> **EXERCISE**: Copy out each line of the data that holds the word "Queue".

######

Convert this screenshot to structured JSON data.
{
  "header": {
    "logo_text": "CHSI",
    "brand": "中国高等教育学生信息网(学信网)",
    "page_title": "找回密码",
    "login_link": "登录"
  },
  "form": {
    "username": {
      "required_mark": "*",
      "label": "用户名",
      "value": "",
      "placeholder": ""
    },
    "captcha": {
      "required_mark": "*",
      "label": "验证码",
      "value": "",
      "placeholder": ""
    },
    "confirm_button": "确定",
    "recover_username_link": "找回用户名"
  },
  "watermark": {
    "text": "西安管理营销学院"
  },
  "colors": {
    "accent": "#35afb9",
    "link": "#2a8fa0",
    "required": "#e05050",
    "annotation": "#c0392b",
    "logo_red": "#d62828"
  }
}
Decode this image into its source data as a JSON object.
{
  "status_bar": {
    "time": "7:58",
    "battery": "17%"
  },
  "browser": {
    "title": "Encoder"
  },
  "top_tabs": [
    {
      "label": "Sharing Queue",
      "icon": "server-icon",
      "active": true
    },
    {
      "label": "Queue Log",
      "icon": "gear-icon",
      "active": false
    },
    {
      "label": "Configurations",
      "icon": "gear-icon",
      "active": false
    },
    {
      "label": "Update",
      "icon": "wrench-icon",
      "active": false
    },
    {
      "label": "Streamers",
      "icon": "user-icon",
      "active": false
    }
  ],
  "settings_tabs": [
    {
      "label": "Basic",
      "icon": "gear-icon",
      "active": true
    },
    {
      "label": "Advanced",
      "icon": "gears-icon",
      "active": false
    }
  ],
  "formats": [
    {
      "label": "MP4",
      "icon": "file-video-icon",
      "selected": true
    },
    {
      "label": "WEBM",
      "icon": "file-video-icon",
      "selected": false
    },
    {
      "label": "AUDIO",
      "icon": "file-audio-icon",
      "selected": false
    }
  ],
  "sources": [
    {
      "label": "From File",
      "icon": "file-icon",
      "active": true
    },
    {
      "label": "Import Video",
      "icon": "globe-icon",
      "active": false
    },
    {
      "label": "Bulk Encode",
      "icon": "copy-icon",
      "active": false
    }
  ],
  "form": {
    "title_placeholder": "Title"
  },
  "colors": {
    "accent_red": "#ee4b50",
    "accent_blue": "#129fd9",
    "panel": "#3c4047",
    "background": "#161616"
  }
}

######

> **RESPONSE TO THE TASK**:
      "label": "Sharing Queue",
      "label": "Queue Log",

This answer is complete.